- _GIVEN INFORMATION_

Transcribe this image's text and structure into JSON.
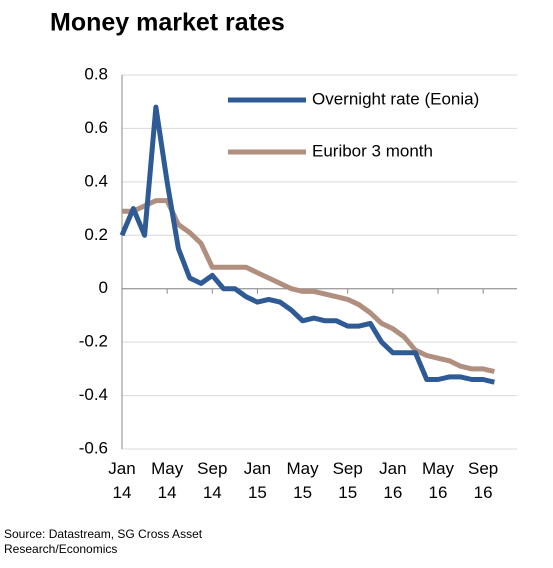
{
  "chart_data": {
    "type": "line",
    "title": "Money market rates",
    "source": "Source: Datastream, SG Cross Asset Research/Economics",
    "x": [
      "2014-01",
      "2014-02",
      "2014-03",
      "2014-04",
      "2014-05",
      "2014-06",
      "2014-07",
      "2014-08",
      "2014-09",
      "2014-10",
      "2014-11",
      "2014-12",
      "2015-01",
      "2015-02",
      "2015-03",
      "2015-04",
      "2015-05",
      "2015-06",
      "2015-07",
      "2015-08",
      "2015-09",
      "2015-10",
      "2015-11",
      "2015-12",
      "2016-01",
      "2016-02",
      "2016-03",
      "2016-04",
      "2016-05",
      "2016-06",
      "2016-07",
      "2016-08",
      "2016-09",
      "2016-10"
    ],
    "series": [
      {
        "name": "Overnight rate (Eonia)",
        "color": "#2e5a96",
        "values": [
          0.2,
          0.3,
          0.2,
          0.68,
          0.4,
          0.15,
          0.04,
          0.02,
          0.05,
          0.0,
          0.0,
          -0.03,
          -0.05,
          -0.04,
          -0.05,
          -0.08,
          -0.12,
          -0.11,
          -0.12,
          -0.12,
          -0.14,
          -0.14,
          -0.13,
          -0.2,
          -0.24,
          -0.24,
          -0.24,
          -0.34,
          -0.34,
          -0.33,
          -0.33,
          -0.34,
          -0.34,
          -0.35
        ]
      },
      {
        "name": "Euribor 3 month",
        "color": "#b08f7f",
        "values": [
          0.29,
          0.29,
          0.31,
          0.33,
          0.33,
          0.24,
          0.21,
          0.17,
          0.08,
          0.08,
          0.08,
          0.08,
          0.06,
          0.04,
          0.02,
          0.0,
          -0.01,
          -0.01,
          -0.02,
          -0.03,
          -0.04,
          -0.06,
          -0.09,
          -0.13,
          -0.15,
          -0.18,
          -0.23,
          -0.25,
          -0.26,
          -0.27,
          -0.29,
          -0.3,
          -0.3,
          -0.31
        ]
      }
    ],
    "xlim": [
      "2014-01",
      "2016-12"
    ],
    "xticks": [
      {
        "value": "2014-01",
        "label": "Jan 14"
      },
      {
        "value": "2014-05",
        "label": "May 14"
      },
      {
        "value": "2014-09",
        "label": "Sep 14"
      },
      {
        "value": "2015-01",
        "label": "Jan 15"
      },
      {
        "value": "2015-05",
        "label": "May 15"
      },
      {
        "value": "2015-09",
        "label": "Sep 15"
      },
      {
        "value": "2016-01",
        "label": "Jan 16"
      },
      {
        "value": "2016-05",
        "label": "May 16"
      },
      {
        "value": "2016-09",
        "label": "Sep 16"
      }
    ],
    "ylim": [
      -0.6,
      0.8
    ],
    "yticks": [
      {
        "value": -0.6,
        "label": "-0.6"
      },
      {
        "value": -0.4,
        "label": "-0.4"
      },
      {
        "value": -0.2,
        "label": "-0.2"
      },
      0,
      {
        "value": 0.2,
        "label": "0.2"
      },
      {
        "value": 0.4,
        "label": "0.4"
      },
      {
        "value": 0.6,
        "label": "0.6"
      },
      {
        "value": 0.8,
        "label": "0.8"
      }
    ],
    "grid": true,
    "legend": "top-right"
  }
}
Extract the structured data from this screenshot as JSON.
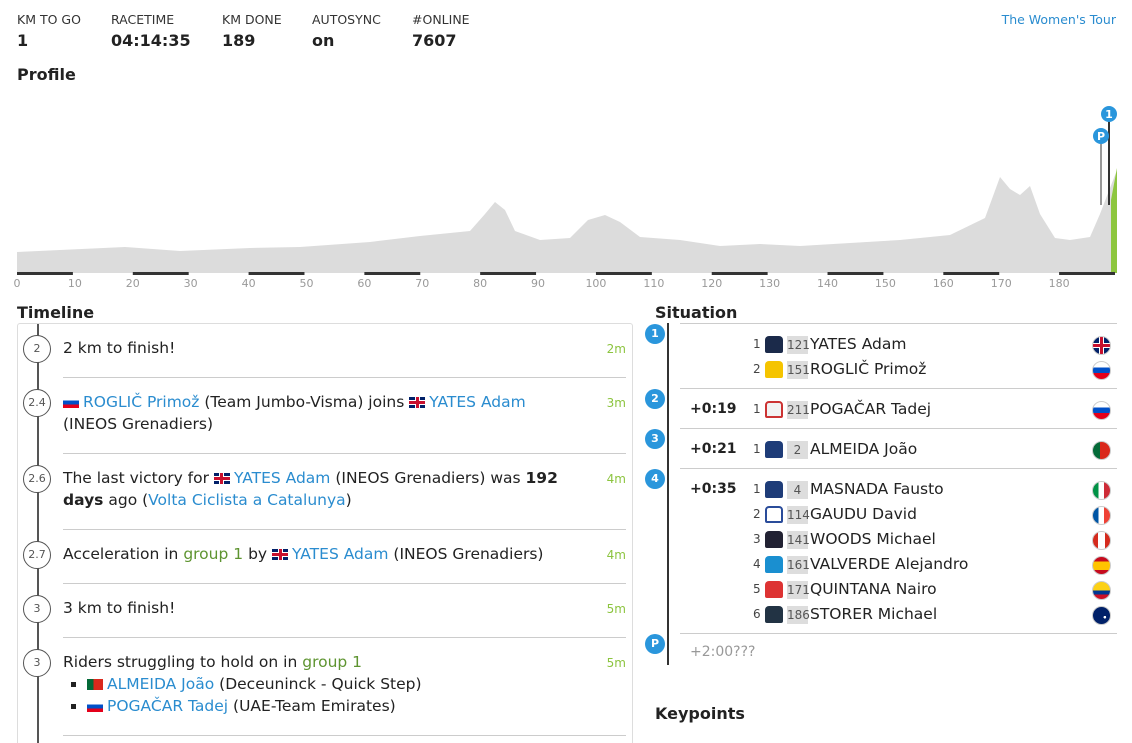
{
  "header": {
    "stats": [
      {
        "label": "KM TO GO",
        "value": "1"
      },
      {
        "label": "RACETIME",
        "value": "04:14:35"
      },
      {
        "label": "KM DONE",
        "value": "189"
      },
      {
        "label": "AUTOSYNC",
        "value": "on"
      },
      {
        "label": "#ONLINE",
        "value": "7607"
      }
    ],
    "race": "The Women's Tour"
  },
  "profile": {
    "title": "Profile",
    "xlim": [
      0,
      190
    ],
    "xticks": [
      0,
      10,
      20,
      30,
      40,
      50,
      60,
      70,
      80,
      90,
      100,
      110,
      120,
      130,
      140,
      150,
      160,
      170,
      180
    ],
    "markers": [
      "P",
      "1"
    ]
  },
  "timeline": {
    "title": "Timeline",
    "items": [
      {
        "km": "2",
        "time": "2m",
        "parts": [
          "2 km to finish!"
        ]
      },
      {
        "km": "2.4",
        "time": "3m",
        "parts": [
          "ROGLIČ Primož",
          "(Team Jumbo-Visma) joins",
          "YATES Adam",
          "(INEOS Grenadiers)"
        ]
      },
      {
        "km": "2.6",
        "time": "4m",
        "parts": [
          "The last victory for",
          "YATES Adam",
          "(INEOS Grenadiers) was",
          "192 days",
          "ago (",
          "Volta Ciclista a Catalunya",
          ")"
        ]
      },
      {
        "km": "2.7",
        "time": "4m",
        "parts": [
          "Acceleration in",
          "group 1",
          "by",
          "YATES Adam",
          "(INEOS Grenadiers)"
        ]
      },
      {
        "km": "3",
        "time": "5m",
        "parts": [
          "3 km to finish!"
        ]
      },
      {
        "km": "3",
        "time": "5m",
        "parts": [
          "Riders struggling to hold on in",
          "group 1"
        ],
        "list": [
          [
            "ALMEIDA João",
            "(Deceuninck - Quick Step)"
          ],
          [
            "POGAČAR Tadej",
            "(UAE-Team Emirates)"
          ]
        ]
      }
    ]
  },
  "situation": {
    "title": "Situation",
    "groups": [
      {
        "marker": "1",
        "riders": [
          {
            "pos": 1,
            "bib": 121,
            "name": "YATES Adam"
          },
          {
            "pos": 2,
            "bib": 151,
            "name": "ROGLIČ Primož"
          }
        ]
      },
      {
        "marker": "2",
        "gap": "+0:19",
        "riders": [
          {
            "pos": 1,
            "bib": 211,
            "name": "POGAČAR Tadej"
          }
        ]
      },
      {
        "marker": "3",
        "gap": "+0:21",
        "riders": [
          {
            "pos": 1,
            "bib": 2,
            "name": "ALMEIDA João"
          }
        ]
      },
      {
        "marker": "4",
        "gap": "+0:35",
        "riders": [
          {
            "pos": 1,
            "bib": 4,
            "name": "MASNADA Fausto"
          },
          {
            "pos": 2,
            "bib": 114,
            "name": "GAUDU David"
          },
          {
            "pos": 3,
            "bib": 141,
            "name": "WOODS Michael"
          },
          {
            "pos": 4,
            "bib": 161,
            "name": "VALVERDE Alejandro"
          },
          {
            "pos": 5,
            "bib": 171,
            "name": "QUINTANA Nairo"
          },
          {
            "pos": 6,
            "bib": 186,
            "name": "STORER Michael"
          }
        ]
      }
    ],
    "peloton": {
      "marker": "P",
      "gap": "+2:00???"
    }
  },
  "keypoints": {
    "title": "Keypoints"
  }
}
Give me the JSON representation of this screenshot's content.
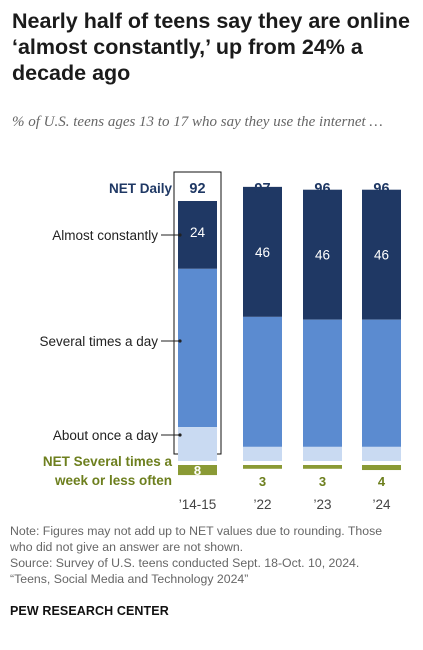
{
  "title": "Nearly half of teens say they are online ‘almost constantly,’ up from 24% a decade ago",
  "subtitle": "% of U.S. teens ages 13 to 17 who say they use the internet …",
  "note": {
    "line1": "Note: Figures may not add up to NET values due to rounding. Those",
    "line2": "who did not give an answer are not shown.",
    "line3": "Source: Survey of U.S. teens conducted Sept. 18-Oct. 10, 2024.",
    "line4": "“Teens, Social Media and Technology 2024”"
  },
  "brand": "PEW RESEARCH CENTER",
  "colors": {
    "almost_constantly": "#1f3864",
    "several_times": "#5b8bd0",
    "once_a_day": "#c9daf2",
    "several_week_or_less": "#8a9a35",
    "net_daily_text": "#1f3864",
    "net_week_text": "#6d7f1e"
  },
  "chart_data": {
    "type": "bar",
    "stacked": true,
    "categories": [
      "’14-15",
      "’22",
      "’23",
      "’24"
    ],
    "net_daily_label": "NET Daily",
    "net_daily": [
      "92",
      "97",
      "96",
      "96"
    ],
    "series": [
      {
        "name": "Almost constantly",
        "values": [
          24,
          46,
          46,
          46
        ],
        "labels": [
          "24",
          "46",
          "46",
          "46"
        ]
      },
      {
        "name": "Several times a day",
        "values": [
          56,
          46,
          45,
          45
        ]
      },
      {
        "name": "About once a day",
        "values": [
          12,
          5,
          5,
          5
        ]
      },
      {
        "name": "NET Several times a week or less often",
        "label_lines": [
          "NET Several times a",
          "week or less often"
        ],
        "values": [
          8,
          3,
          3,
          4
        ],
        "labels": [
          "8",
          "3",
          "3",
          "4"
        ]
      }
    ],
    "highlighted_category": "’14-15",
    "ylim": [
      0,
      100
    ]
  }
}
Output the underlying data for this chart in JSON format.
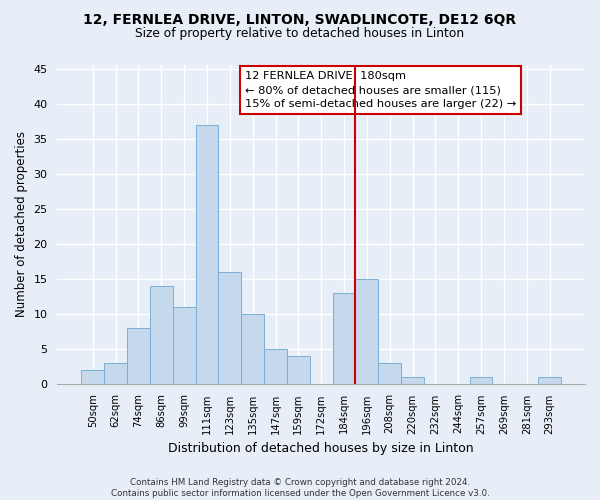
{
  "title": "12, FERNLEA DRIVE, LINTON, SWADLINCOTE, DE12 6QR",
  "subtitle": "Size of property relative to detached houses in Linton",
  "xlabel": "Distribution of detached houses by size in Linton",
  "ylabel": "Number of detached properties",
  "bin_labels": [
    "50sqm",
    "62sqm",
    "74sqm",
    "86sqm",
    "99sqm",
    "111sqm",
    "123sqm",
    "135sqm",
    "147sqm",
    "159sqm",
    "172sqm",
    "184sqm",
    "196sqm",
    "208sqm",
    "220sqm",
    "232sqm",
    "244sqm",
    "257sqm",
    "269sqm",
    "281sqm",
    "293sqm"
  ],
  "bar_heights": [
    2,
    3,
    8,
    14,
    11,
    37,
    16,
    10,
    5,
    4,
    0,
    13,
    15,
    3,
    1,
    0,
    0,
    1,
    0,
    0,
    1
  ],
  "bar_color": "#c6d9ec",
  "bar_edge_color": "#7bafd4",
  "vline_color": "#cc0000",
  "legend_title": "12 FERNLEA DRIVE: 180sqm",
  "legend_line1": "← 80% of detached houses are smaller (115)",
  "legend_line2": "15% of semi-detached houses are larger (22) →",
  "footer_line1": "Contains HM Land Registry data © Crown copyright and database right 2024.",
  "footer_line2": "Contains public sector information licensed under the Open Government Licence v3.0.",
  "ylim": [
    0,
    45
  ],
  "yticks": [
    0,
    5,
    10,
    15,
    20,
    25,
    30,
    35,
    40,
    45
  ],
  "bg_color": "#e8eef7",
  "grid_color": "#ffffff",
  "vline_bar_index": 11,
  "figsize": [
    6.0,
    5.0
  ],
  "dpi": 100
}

- _DESCRIPTION OF THE TASK_
Among the lines above, count those containing the word "Contains" and give nothing but the result.

- _ANSWER_
2